(Work to be completed)
Output the records exactly as they appear, with no pictures included.

(Source material)
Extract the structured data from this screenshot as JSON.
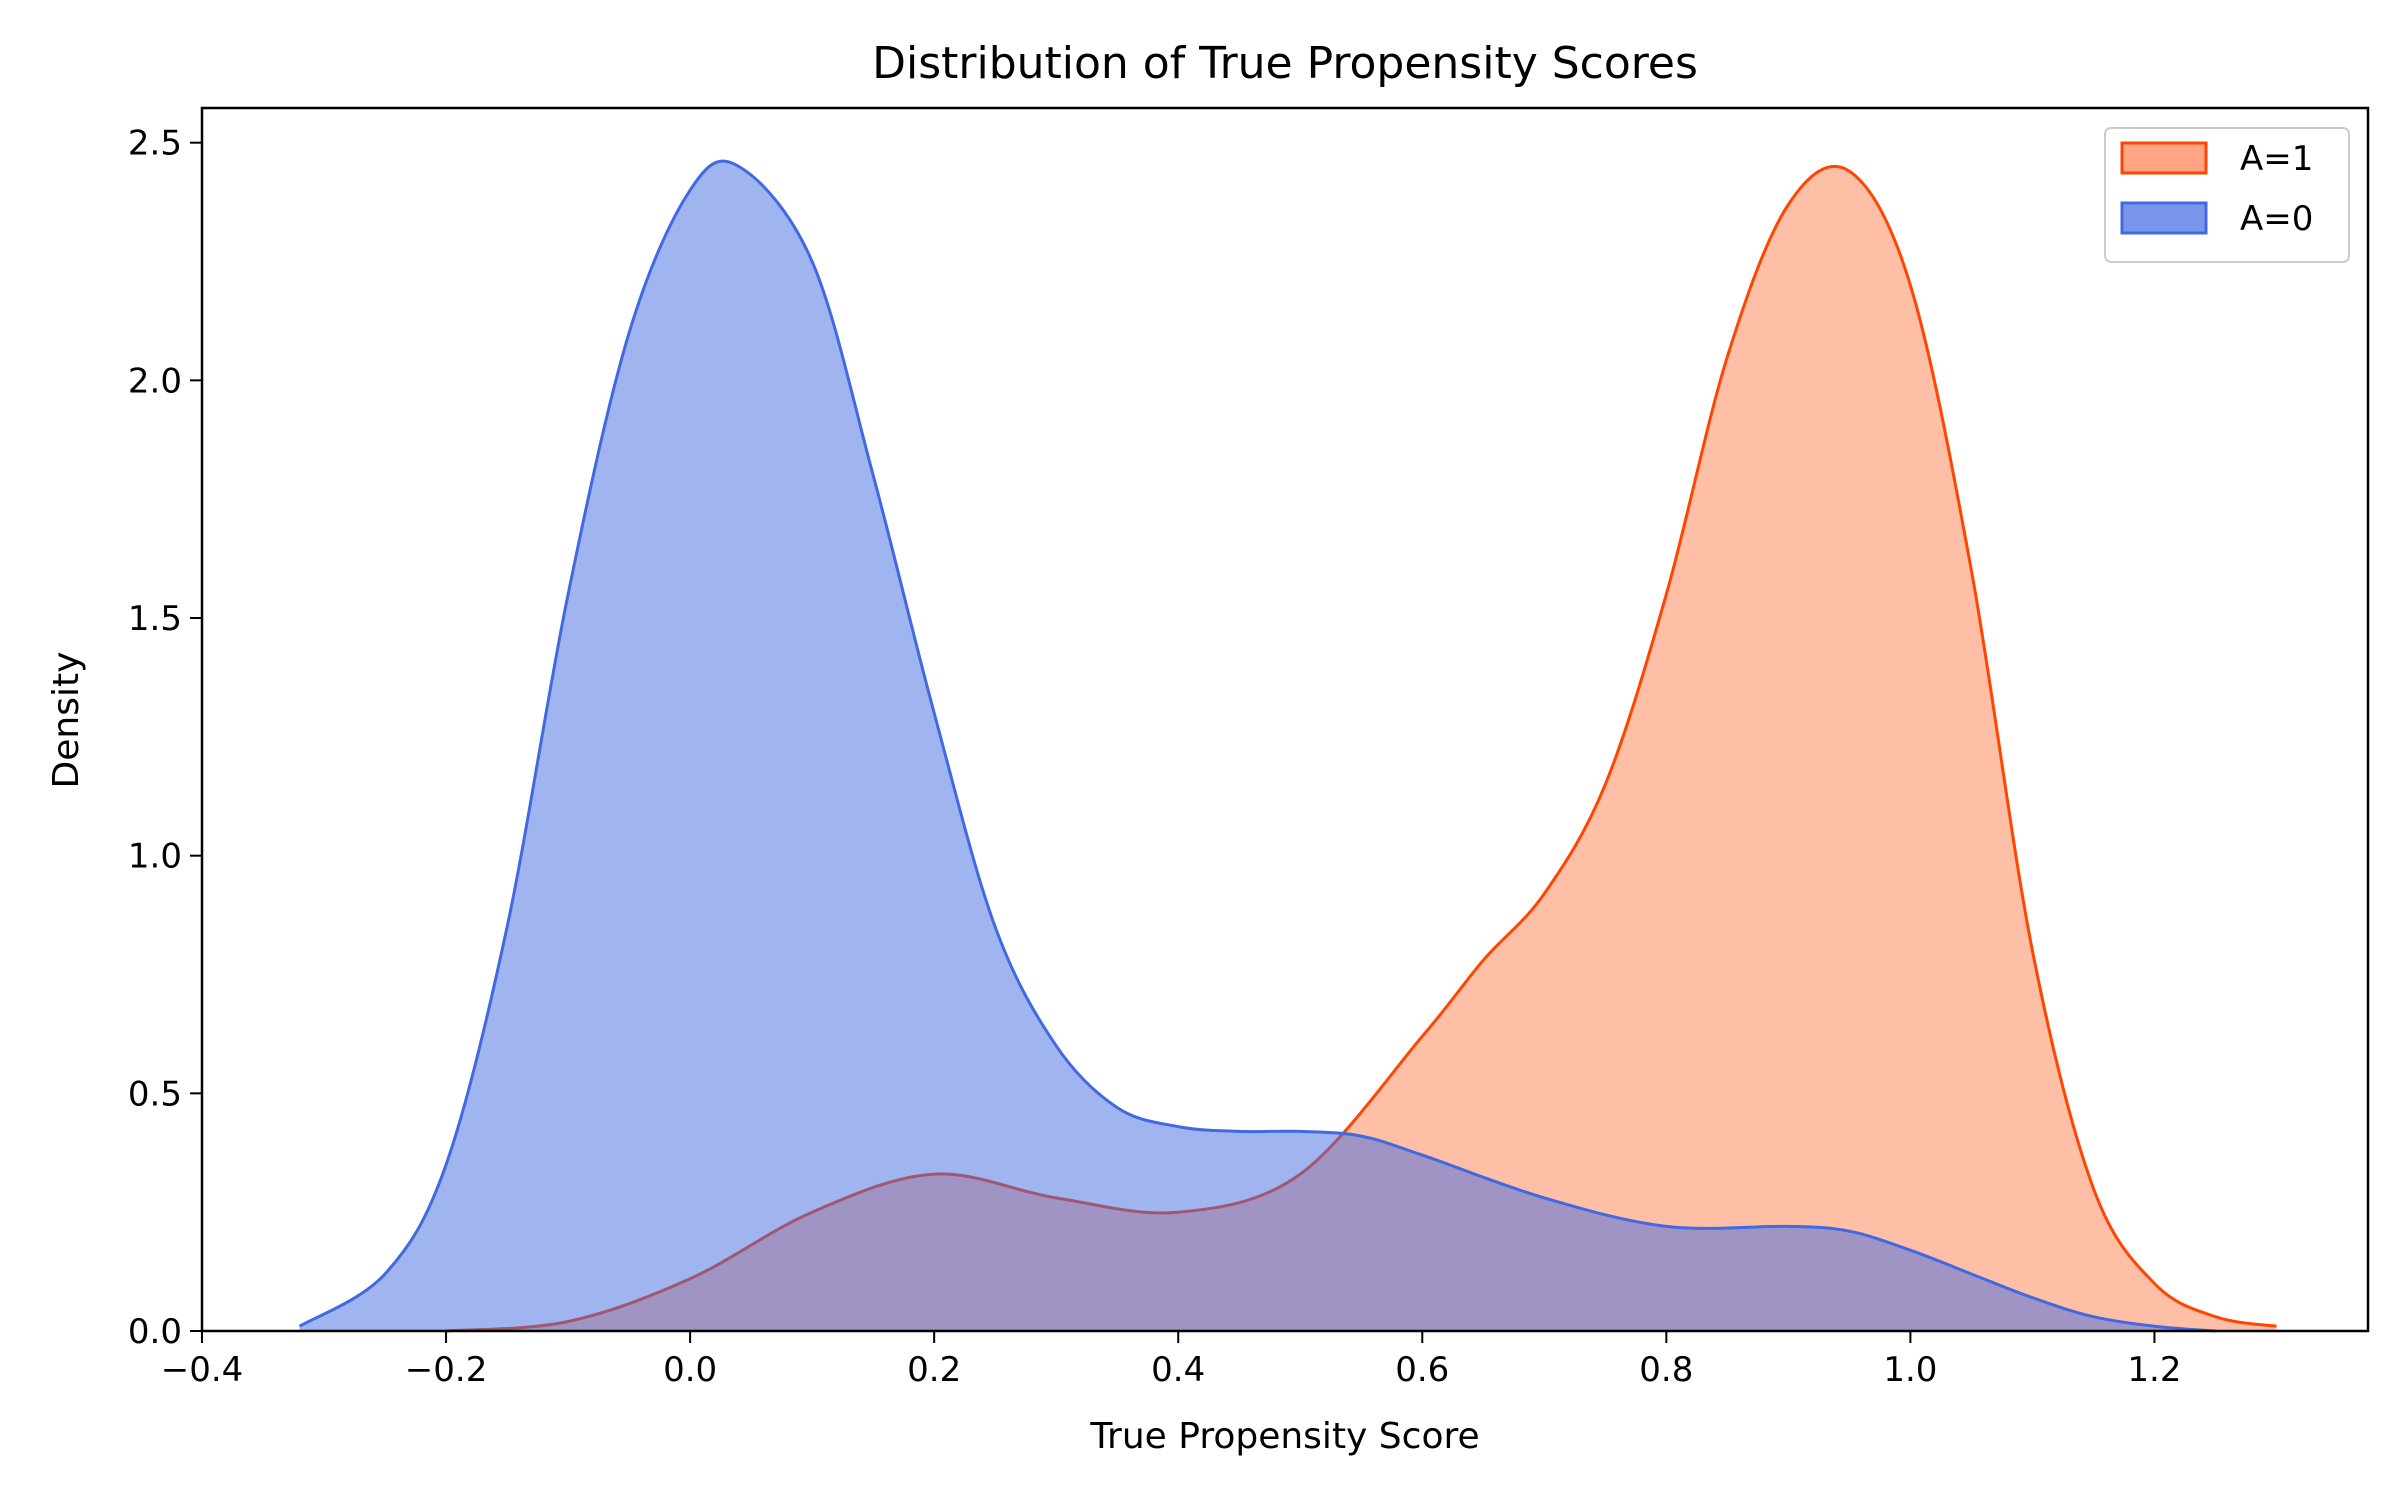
{
  "chart_data": {
    "type": "area",
    "title": "Distribution of True Propensity Scores",
    "xlabel": "True Propensity Score",
    "ylabel": "Density",
    "xlim": [
      -0.4,
      1.375
    ],
    "ylim": [
      0,
      2.573
    ],
    "xticks": [
      -0.4,
      -0.2,
      0.0,
      0.2,
      0.4,
      0.6,
      0.8,
      1.0,
      1.2
    ],
    "xtick_labels": [
      "−0.4",
      "−0.2",
      "0.0",
      "0.2",
      "0.4",
      "0.6",
      "0.8",
      "1.0",
      "1.2"
    ],
    "yticks": [
      0.0,
      0.5,
      1.0,
      1.5,
      2.0,
      2.5
    ],
    "ytick_labels": [
      "0.0",
      "0.5",
      "1.0",
      "1.5",
      "2.0",
      "2.5"
    ],
    "grid": false,
    "legend_position": "top-right",
    "series": [
      {
        "name": "A=1",
        "color": "#ff4500",
        "fill": "#ff7f50",
        "x": [
          -0.2,
          -0.1,
          0.0,
          0.1,
          0.2,
          0.3,
          0.4,
          0.5,
          0.6,
          0.65,
          0.7,
          0.75,
          0.8,
          0.85,
          0.9,
          0.95,
          1.0,
          1.05,
          1.1,
          1.15,
          1.2,
          1.25,
          1.3
        ],
        "y": [
          0.0,
          0.02,
          0.11,
          0.25,
          0.33,
          0.28,
          0.25,
          0.33,
          0.62,
          0.78,
          0.92,
          1.15,
          1.55,
          2.05,
          2.37,
          2.44,
          2.2,
          1.6,
          0.8,
          0.3,
          0.1,
          0.03,
          0.01
        ]
      },
      {
        "name": "A=0",
        "color": "#4169e1",
        "fill": "#4169e1",
        "x": [
          -0.32,
          -0.25,
          -0.2,
          -0.15,
          -0.1,
          -0.05,
          0.0,
          0.04,
          0.1,
          0.15,
          0.2,
          0.25,
          0.3,
          0.35,
          0.4,
          0.45,
          0.5,
          0.55,
          0.6,
          0.7,
          0.8,
          0.9,
          0.95,
          1.0,
          1.05,
          1.1,
          1.15,
          1.2,
          1.25
        ],
        "y": [
          0.01,
          0.12,
          0.35,
          0.85,
          1.55,
          2.1,
          2.4,
          2.45,
          2.25,
          1.8,
          1.3,
          0.85,
          0.6,
          0.47,
          0.43,
          0.42,
          0.42,
          0.41,
          0.37,
          0.28,
          0.22,
          0.22,
          0.21,
          0.17,
          0.12,
          0.07,
          0.03,
          0.01,
          0.0
        ]
      }
    ]
  }
}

(Exercise answer)
Extract the structured data from this screenshot as JSON.
{
  "chart_data": {
    "type": "area",
    "title": "Distribution of True Propensity Scores",
    "xlabel": "True Propensity Score",
    "ylabel": "Density",
    "xlim": [
      -0.4,
      1.375
    ],
    "ylim": [
      0,
      2.573
    ],
    "xticks": [
      -0.4,
      -0.2,
      0.0,
      0.2,
      0.4,
      0.6,
      0.8,
      1.0,
      1.2
    ],
    "xtick_labels": [
      "−0.4",
      "−0.2",
      "0.0",
      "0.2",
      "0.4",
      "0.6",
      "0.8",
      "1.0",
      "1.2"
    ],
    "yticks": [
      0.0,
      0.5,
      1.0,
      1.5,
      2.0,
      2.5
    ],
    "ytick_labels": [
      "0.0",
      "0.5",
      "1.0",
      "1.5",
      "2.0",
      "2.5"
    ],
    "grid": false,
    "legend_position": "top-right",
    "series": [
      {
        "name": "A=1",
        "color": "#ff4500",
        "fill": "#ff7f50",
        "x": [
          -0.2,
          -0.1,
          0.0,
          0.1,
          0.2,
          0.3,
          0.4,
          0.5,
          0.6,
          0.65,
          0.7,
          0.75,
          0.8,
          0.85,
          0.9,
          0.95,
          1.0,
          1.05,
          1.1,
          1.15,
          1.2,
          1.25,
          1.3
        ],
        "y": [
          0.0,
          0.02,
          0.11,
          0.25,
          0.33,
          0.28,
          0.25,
          0.33,
          0.62,
          0.78,
          0.92,
          1.15,
          1.55,
          2.05,
          2.37,
          2.44,
          2.2,
          1.6,
          0.8,
          0.3,
          0.1,
          0.03,
          0.01
        ]
      },
      {
        "name": "A=0",
        "color": "#4169e1",
        "fill": "#4169e1",
        "x": [
          -0.32,
          -0.25,
          -0.2,
          -0.15,
          -0.1,
          -0.05,
          0.0,
          0.04,
          0.1,
          0.15,
          0.2,
          0.25,
          0.3,
          0.35,
          0.4,
          0.45,
          0.5,
          0.55,
          0.6,
          0.7,
          0.8,
          0.9,
          0.95,
          1.0,
          1.05,
          1.1,
          1.15,
          1.2,
          1.25
        ],
        "y": [
          0.01,
          0.12,
          0.35,
          0.85,
          1.55,
          2.1,
          2.4,
          2.45,
          2.25,
          1.8,
          1.3,
          0.85,
          0.6,
          0.47,
          0.43,
          0.42,
          0.42,
          0.41,
          0.37,
          0.28,
          0.22,
          0.22,
          0.21,
          0.17,
          0.12,
          0.07,
          0.03,
          0.01,
          0.0
        ]
      }
    ]
  }
}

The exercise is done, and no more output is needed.